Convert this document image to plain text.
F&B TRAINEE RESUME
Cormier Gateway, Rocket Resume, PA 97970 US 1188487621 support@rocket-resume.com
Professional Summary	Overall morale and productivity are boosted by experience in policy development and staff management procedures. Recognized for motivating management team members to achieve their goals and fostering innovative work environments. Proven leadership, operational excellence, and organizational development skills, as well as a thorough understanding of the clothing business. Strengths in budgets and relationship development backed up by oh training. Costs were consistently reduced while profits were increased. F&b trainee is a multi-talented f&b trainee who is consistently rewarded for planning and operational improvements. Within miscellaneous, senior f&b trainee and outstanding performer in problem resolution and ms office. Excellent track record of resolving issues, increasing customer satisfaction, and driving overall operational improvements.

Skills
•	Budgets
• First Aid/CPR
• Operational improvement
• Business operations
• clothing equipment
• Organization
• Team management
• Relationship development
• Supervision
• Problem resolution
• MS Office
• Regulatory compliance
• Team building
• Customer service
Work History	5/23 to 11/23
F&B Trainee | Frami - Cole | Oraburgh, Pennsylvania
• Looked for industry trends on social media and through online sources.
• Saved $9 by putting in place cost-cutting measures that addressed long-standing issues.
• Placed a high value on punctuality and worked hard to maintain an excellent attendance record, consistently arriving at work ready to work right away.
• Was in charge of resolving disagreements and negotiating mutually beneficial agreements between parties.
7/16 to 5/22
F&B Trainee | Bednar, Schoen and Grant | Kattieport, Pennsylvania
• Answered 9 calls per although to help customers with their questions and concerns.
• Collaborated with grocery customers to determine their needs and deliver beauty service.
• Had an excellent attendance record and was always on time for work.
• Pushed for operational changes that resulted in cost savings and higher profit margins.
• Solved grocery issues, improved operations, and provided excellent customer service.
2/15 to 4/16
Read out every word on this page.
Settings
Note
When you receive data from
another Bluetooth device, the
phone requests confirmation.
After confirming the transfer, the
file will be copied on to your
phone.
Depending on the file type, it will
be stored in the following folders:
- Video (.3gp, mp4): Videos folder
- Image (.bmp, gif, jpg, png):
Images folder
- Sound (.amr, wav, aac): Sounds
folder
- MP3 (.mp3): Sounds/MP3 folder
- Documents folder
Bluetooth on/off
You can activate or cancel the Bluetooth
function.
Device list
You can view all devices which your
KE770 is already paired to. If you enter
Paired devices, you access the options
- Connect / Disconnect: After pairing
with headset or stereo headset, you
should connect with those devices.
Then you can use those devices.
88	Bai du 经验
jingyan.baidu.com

- **What to do**:
Send back every record, precisely as written.

- **Task output**:
Convert this document image to plain text.
F&B TRAINEE RESUME
Cormier Gateway, Rocket Resume, PA 97970 US 1188487621 support@rocket-resume.com
Professional Summary	Overall morale and productivity are boosted by experience in policy development and staff management procedures. Recognized for motivating management team members to achieve their goals and fostering innovative work environments. Proven leadership, operational excellence, and organizational development skills, as well as a thorough understanding of the clothing business. Strengths in budgets and relationship development backed up by oh training. Costs were consistently reduced while profits were increased. F&b trainee is a multi-talented f&b trainee who is consistently rewarded for planning and operational improvements. Within miscellaneous, senior f&b trainee and outstanding performer in problem resolution and ms office. Excellent track record of resolving issues, increasing customer satisfaction, and driving overall operational improvements.

Skills
•	Budgets
• First Aid/CPR
• Operational improvement
• Business operations
• clothing equipment
• Organization
• Team management
• Relationship development
• Supervision
• Problem resolution
• MS Office
• Regulatory compliance
• Team building
• Customer service
Work History	5/23 to 11/23
F&B Trainee | Frami - Cole | Oraburgh, Pennsylvania
• Looked for industry trends on social media and through online sources.
• Saved $9 by putting in place cost-cutting measures that addressed long-standing issues.
• Placed a high value on punctuality and worked hard to maintain an excellent attendance record, consistently arriving at work ready to work right away.
• Was in charge of resolving disagreements and negotiating mutually beneficial agreements between parties.
7/16 to 5/22
F&B Trainee | Bednar, Schoen and Grant | Kattieport, Pennsylvania
• Answered 9 calls per although to help customers with their questions and concerns.
• Collaborated with grocery customers to determine their needs and deliver beauty service.
• Had an excellent attendance record and was always on time for work.
• Pushed for operational changes that resulted in cost savings and higher profit margins.
• Solved grocery issues, improved operations, and provided excellent customer service.
2/15 to 4/16
Read out every word on this page.
Settings
Note
When you receive data from
another Bluetooth device, the
phone requests confirmation.
After confirming the transfer, the
file will be copied on to your
phone.
Depending on the file type, it will
be stored in the following folders:
- Video (.3gp, mp4): Videos folder
- Image (.bmp, gif, jpg, png):
Images folder
- Sound (.amr, wav, aac): Sounds
folder
- MP3 (.mp3): Sounds/MP3 folder
- Documents folder
Bluetooth on/off
You can activate or cancel the Bluetooth
function.
Device list
You can view all devices which your
KE770 is already paired to. If you enter
Paired devices, you access the options
- Connect / Disconnect: After pairing
with headset or stereo headset, you
should connect with those devices.
Then you can use those devices.
88	Bai du 经验
jingyan.baidu.com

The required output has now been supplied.